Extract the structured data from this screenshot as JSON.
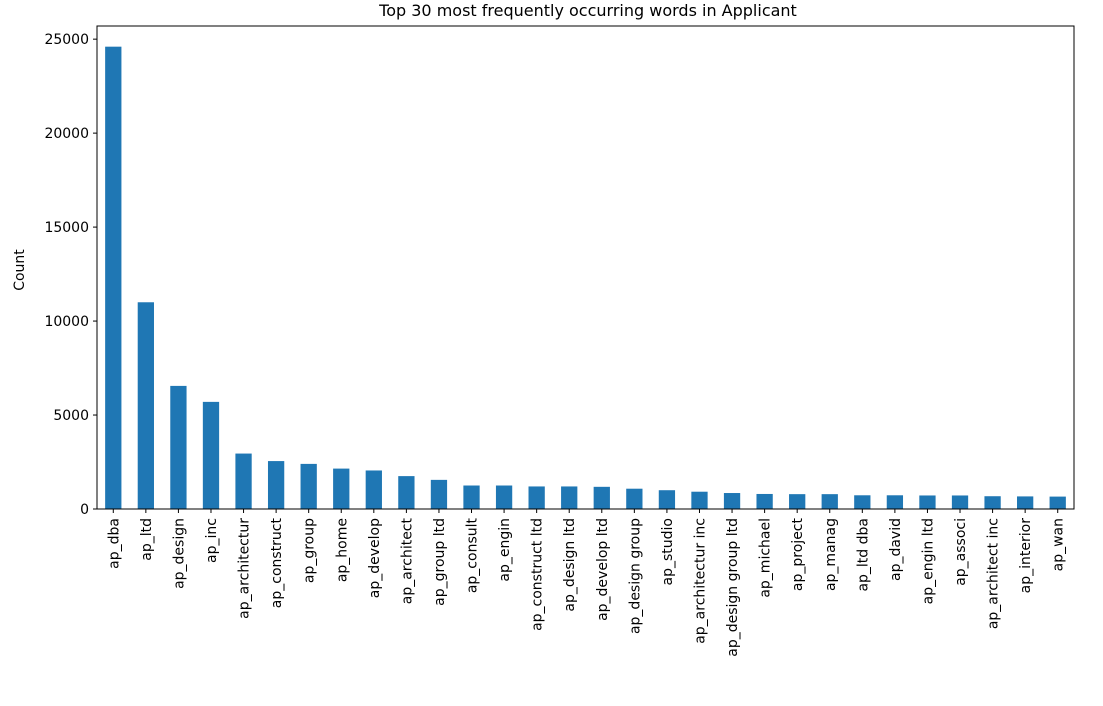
{
  "chart_data": {
    "type": "bar",
    "title": "Top 30 most frequently occurring words in Applicant",
    "xlabel": "",
    "ylabel": "Count",
    "ylim": [
      0,
      25700
    ],
    "yticks": [
      0,
      5000,
      10000,
      15000,
      20000,
      25000
    ],
    "bar_color": "#1f77b4",
    "grid": false,
    "categories": [
      "ap_dba",
      "ap_ltd",
      "ap_design",
      "ap_inc",
      "ap_architectur",
      "ap_construct",
      "ap_group",
      "ap_home",
      "ap_develop",
      "ap_architect",
      "ap_group ltd",
      "ap_consult",
      "ap_engin",
      "ap_construct ltd",
      "ap_design ltd",
      "ap_develop ltd",
      "ap_design group",
      "ap_studio",
      "ap_architectur inc",
      "ap_design group ltd",
      "ap_michael",
      "ap_project",
      "ap_manag",
      "ap_ltd dba",
      "ap_david",
      "ap_engin ltd",
      "ap_associ",
      "ap_architect inc",
      "ap_interior",
      "ap_wan"
    ],
    "values": [
      24600,
      11000,
      6550,
      5700,
      2950,
      2550,
      2400,
      2150,
      2050,
      1750,
      1550,
      1250,
      1250,
      1200,
      1200,
      1180,
      1080,
      1000,
      920,
      850,
      800,
      790,
      790,
      730,
      730,
      720,
      720,
      680,
      670,
      660
    ]
  }
}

» Exercise brief:
Strip out the images, then output the records above word for word.

» Final result:
Extract the structured data from this screenshot as JSON.
{
  "chart_data": {
    "type": "bar",
    "title": "Top 30 most frequently occurring words in Applicant",
    "xlabel": "",
    "ylabel": "Count",
    "ylim": [
      0,
      25700
    ],
    "yticks": [
      0,
      5000,
      10000,
      15000,
      20000,
      25000
    ],
    "bar_color": "#1f77b4",
    "grid": false,
    "categories": [
      "ap_dba",
      "ap_ltd",
      "ap_design",
      "ap_inc",
      "ap_architectur",
      "ap_construct",
      "ap_group",
      "ap_home",
      "ap_develop",
      "ap_architect",
      "ap_group ltd",
      "ap_consult",
      "ap_engin",
      "ap_construct ltd",
      "ap_design ltd",
      "ap_develop ltd",
      "ap_design group",
      "ap_studio",
      "ap_architectur inc",
      "ap_design group ltd",
      "ap_michael",
      "ap_project",
      "ap_manag",
      "ap_ltd dba",
      "ap_david",
      "ap_engin ltd",
      "ap_associ",
      "ap_architect inc",
      "ap_interior",
      "ap_wan"
    ],
    "values": [
      24600,
      11000,
      6550,
      5700,
      2950,
      2550,
      2400,
      2150,
      2050,
      1750,
      1550,
      1250,
      1250,
      1200,
      1200,
      1180,
      1080,
      1000,
      920,
      850,
      800,
      790,
      790,
      730,
      730,
      720,
      720,
      680,
      670,
      660
    ]
  }
}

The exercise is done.